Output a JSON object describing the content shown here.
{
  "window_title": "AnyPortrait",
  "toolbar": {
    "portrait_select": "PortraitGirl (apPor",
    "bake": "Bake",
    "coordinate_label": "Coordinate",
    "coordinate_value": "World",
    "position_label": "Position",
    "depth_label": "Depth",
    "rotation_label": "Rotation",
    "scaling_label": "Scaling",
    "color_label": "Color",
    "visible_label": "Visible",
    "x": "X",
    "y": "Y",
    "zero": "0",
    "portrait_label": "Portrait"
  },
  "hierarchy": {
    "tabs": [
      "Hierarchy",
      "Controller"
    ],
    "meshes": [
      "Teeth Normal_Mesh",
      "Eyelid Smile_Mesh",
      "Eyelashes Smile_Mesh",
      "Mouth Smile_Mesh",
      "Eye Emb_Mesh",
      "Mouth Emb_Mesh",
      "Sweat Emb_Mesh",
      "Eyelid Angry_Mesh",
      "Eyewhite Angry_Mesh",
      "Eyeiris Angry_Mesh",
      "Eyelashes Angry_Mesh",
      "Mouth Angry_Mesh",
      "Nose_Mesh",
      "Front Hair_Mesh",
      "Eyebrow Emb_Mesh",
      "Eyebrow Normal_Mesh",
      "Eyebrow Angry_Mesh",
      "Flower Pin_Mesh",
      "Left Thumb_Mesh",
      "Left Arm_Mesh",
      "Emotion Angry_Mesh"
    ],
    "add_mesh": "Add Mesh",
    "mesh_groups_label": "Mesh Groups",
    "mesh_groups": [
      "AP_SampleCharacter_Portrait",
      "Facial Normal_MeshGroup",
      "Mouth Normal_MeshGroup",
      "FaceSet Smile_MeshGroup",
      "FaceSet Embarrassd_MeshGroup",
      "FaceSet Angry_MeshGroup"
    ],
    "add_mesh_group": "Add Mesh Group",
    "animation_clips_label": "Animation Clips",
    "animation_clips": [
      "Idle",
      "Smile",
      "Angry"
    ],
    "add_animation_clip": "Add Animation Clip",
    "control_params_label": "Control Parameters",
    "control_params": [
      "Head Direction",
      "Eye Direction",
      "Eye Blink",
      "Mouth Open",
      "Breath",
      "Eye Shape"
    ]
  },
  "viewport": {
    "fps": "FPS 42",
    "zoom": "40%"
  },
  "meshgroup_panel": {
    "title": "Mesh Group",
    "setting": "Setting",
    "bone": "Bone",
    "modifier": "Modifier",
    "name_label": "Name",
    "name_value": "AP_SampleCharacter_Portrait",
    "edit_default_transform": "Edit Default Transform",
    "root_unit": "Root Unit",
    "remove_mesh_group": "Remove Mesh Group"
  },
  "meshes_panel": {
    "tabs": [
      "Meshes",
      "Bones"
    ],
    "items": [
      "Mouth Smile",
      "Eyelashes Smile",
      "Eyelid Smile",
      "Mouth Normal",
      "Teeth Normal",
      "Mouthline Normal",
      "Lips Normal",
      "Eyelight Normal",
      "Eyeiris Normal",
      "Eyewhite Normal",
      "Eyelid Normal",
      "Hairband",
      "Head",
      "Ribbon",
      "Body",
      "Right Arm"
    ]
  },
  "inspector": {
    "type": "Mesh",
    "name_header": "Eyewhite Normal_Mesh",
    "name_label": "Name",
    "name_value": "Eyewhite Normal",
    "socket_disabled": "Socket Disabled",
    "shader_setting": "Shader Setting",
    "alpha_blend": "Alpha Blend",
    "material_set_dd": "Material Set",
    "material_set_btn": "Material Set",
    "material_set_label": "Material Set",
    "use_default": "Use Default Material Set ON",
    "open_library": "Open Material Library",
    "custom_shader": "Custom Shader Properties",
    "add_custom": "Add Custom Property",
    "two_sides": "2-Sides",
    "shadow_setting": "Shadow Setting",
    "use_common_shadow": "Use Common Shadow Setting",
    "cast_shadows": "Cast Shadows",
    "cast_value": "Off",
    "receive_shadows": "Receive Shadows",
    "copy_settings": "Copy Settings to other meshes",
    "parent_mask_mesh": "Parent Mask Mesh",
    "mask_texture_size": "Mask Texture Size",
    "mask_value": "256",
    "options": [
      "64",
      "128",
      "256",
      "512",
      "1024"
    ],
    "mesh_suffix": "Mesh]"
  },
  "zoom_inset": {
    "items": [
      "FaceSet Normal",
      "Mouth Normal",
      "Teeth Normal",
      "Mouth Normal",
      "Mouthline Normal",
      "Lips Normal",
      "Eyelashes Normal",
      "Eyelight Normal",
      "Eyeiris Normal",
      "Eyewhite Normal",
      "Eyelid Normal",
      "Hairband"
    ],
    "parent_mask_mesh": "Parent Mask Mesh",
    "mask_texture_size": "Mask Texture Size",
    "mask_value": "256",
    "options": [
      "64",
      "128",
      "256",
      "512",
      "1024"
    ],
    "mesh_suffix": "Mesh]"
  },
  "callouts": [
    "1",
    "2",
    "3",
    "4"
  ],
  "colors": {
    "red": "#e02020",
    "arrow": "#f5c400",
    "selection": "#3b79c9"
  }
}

──────────

EXERCISE AIM -> Exactly reproduce all of the entries above.

TASK RESPONSE ->
Output a JSON object describing the content shown here.
{
  "window_title": "AnyPortrait",
  "toolbar": {
    "portrait_select": "PortraitGirl (apPor",
    "bake": "Bake",
    "coordinate_label": "Coordinate",
    "coordinate_value": "World",
    "position_label": "Position",
    "depth_label": "Depth",
    "rotation_label": "Rotation",
    "scaling_label": "Scaling",
    "color_label": "Color",
    "visible_label": "Visible",
    "x": "X",
    "y": "Y",
    "zero": "0",
    "portrait_label": "Portrait"
  },
  "hierarchy": {
    "tabs": [
      "Hierarchy",
      "Controller"
    ],
    "meshes": [
      "Teeth Normal_Mesh",
      "Eyelid Smile_Mesh",
      "Eyelashes Smile_Mesh",
      "Mouth Smile_Mesh",
      "Eye Emb_Mesh",
      "Mouth Emb_Mesh",
      "Sweat Emb_Mesh",
      "Eyelid Angry_Mesh",
      "Eyewhite Angry_Mesh",
      "Eyeiris Angry_Mesh",
      "Eyelashes Angry_Mesh",
      "Mouth Angry_Mesh",
      "Nose_Mesh",
      "Front Hair_Mesh",
      "Eyebrow Emb_Mesh",
      "Eyebrow Normal_Mesh",
      "Eyebrow Angry_Mesh",
      "Flower Pin_Mesh",
      "Left Thumb_Mesh",
      "Left Arm_Mesh",
      "Emotion Angry_Mesh"
    ],
    "add_mesh": "Add Mesh",
    "mesh_groups_label": "Mesh Groups",
    "mesh_groups": [
      "AP_SampleCharacter_Portrait",
      "Facial Normal_MeshGroup",
      "Mouth Normal_MeshGroup",
      "FaceSet Smile_MeshGroup",
      "FaceSet Embarrassd_MeshGroup",
      "FaceSet Angry_MeshGroup"
    ],
    "add_mesh_group": "Add Mesh Group",
    "animation_clips_label": "Animation Clips",
    "animation_clips": [
      "Idle",
      "Smile",
      "Angry"
    ],
    "add_animation_clip": "Add Animation Clip",
    "control_params_label": "Control Parameters",
    "control_params": [
      "Head Direction",
      "Eye Direction",
      "Eye Blink",
      "Mouth Open",
      "Breath",
      "Eye Shape"
    ]
  },
  "viewport": {
    "fps": "FPS 42",
    "zoom": "40%"
  },
  "meshgroup_panel": {
    "title": "Mesh Group",
    "setting": "Setting",
    "bone": "Bone",
    "modifier": "Modifier",
    "name_label": "Name",
    "name_value": "AP_SampleCharacter_Portrait",
    "edit_default_transform": "Edit Default Transform",
    "root_unit": "Root Unit",
    "remove_mesh_group": "Remove Mesh Group"
  },
  "meshes_panel": {
    "tabs": [
      "Meshes",
      "Bones"
    ],
    "items": [
      "Mouth Smile",
      "Eyelashes Smile",
      "Eyelid Smile",
      "Mouth Normal",
      "Teeth Normal",
      "Mouthline Normal",
      "Lips Normal",
      "Eyelight Normal",
      "Eyeiris Normal",
      "Eyewhite Normal",
      "Eyelid Normal",
      "Hairband",
      "Head",
      "Ribbon",
      "Body",
      "Right Arm"
    ]
  },
  "inspector": {
    "type": "Mesh",
    "name_header": "Eyewhite Normal_Mesh",
    "name_label": "Name",
    "name_value": "Eyewhite Normal",
    "socket_disabled": "Socket Disabled",
    "shader_setting": "Shader Setting",
    "alpha_blend": "Alpha Blend",
    "material_set_dd": "Material Set",
    "material_set_btn": "Material Set",
    "material_set_label": "Material Set",
    "use_default": "Use Default Material Set ON",
    "open_library": "Open Material Library",
    "custom_shader": "Custom Shader Properties",
    "add_custom": "Add Custom Property",
    "two_sides": "2-Sides",
    "shadow_setting": "Shadow Setting",
    "use_common_shadow": "Use Common Shadow Setting",
    "cast_shadows": "Cast Shadows",
    "cast_value": "Off",
    "receive_shadows": "Receive Shadows",
    "copy_settings": "Copy Settings to other meshes",
    "parent_mask_mesh": "Parent Mask Mesh",
    "mask_texture_size": "Mask Texture Size",
    "mask_value": "256",
    "options": [
      "64",
      "128",
      "256",
      "512",
      "1024"
    ],
    "mesh_suffix": "Mesh]"
  },
  "zoom_inset": {
    "items": [
      "FaceSet Normal",
      "Mouth Normal",
      "Teeth Normal",
      "Mouth Normal",
      "Mouthline Normal",
      "Lips Normal",
      "Eyelashes Normal",
      "Eyelight Normal",
      "Eyeiris Normal",
      "Eyewhite Normal",
      "Eyelid Normal",
      "Hairband"
    ],
    "parent_mask_mesh": "Parent Mask Mesh",
    "mask_texture_size": "Mask Texture Size",
    "mask_value": "256",
    "options": [
      "64",
      "128",
      "256",
      "512",
      "1024"
    ],
    "mesh_suffix": "Mesh]"
  },
  "callouts": [
    "1",
    "2",
    "3",
    "4"
  ],
  "colors": {
    "red": "#e02020",
    "arrow": "#f5c400",
    "selection": "#3b79c9"
  }
}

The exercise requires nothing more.